§ Your objective: Look below and pull out each line with the word "name".

=== Extracted data ===

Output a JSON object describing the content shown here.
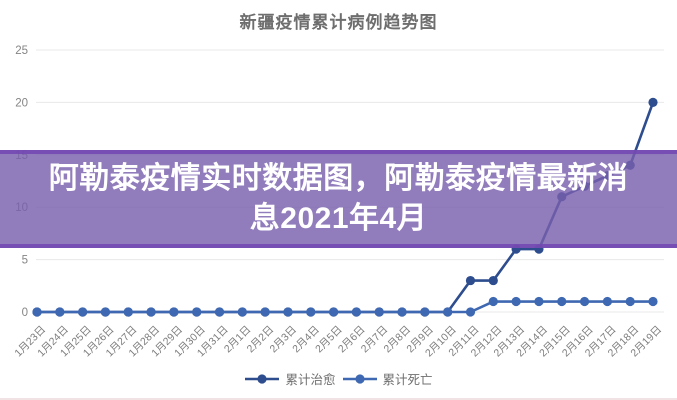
{
  "overlay_banner": {
    "text": "阿勒泰疫情实时数据图，阿勒泰疫情最新消息2021年4月",
    "background_color": "#7b5fad",
    "text_color": "#ffffff"
  },
  "chart_data": {
    "type": "line",
    "title": "新疆疫情累计病例趋势图",
    "categories": [
      "1月23日",
      "1月24日",
      "1月25日",
      "1月26日",
      "1月27日",
      "1月28日",
      "1月29日",
      "1月30日",
      "1月31日",
      "2月1日",
      "2月2日",
      "2月3日",
      "2月4日",
      "2月5日",
      "2月6日",
      "2月7日",
      "2月8日",
      "2月9日",
      "2月10日",
      "2月11日",
      "2月12日",
      "2月13日",
      "2月14日",
      "2月15日",
      "2月16日",
      "2月17日",
      "2月18日",
      "2月19日"
    ],
    "series": [
      {
        "name": "累计治愈",
        "color": "#2d4d8e",
        "values": [
          0,
          0,
          0,
          0,
          0,
          0,
          0,
          0,
          0,
          0,
          0,
          0,
          0,
          0,
          0,
          0,
          0,
          0,
          0,
          3,
          3,
          6,
          6,
          11,
          12,
          13,
          14,
          20
        ]
      },
      {
        "name": "累计死亡",
        "color": "#3e68b1",
        "values": [
          0,
          0,
          0,
          0,
          0,
          0,
          0,
          0,
          0,
          0,
          0,
          0,
          0,
          0,
          0,
          0,
          0,
          0,
          0,
          0,
          1,
          1,
          1,
          1,
          1,
          1,
          1,
          1
        ]
      }
    ],
    "ylim": [
      0,
      25
    ],
    "yticks": [
      0,
      5,
      10,
      15,
      20,
      25
    ],
    "grid": true,
    "grid_color": "#e8e8e8",
    "axis_label_color": "#858585",
    "legend_position": "bottom"
  }
}
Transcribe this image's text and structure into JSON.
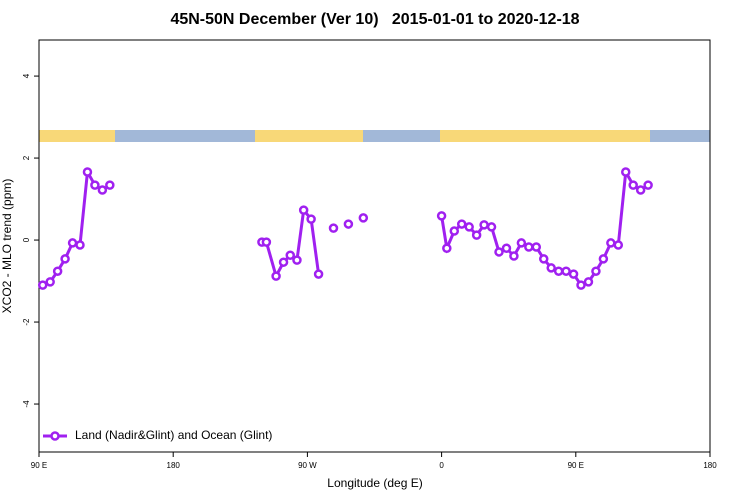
{
  "chart_data": {
    "type": "line",
    "title": "45N-50N December (Ver 10)   2015-01-01 to 2020-12-18",
    "xlabel": "Longitude (deg E)",
    "ylabel": "XCO2 - MLO trend (ppm)",
    "xlim": [
      90,
      540
    ],
    "ylim": [
      -5.17,
      4.88
    ],
    "xticks": [
      {
        "value": 90,
        "label": "90 E"
      },
      {
        "value": 180,
        "label": "180"
      },
      {
        "value": 270,
        "label": "90 W"
      },
      {
        "value": 360,
        "label": "0"
      },
      {
        "value": 450,
        "label": "90 E"
      },
      {
        "value": 540,
        "label": "180"
      }
    ],
    "yticks": [
      -4,
      -2,
      0,
      2,
      4
    ],
    "grid": false,
    "legend": "bottomleft",
    "x": [
      92.5,
      97.5,
      102.5,
      107.5,
      112.5,
      117.5,
      122.5,
      127.5,
      132.5,
      137.5,
      null,
      239.5,
      242.5,
      249,
      254,
      258.5,
      263,
      267.5,
      272.5,
      277.5,
      null,
      287.5,
      null,
      297.5,
      null,
      307.5,
      null,
      360,
      363.5,
      368.5,
      373.5,
      378.5,
      383.5,
      388.5,
      393.5,
      398.5,
      403.5,
      408.5,
      413.5,
      418.5,
      423.5,
      428.5,
      433.5,
      438.5,
      443.5,
      448.5,
      453.5,
      458.5,
      463.5,
      468.5,
      473.5,
      478.5,
      483.5,
      488.5,
      493.5,
      498.5
    ],
    "series": [
      {
        "name": "Land (Nadir&Glint) and Ocean (Glint)",
        "color": "#a020f0",
        "values": [
          -1.1,
          -1.02,
          -0.76,
          -0.46,
          -0.07,
          -0.12,
          1.66,
          1.34,
          1.22,
          1.34,
          null,
          -0.05,
          -0.05,
          -0.88,
          -0.54,
          -0.37,
          -0.49,
          0.73,
          0.51,
          -0.83,
          null,
          0.29,
          null,
          0.39,
          null,
          0.54,
          null,
          0.59,
          -0.2,
          0.22,
          0.39,
          0.32,
          0.12,
          0.37,
          0.32,
          -0.29,
          -0.2,
          -0.39,
          -0.07,
          -0.17,
          -0.17,
          -0.46,
          -0.68,
          -0.76,
          -0.76,
          -0.83,
          -1.1,
          -1.02,
          -0.76,
          -0.46,
          -0.07,
          -0.12,
          1.66,
          1.34,
          1.22,
          1.34
        ]
      }
    ]
  }
}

===

§ Response:
        "name": "累计治愈",
        "name": "累计死亡",
        "name": "Land (Nadir&Glint) and Ocean (Glint)",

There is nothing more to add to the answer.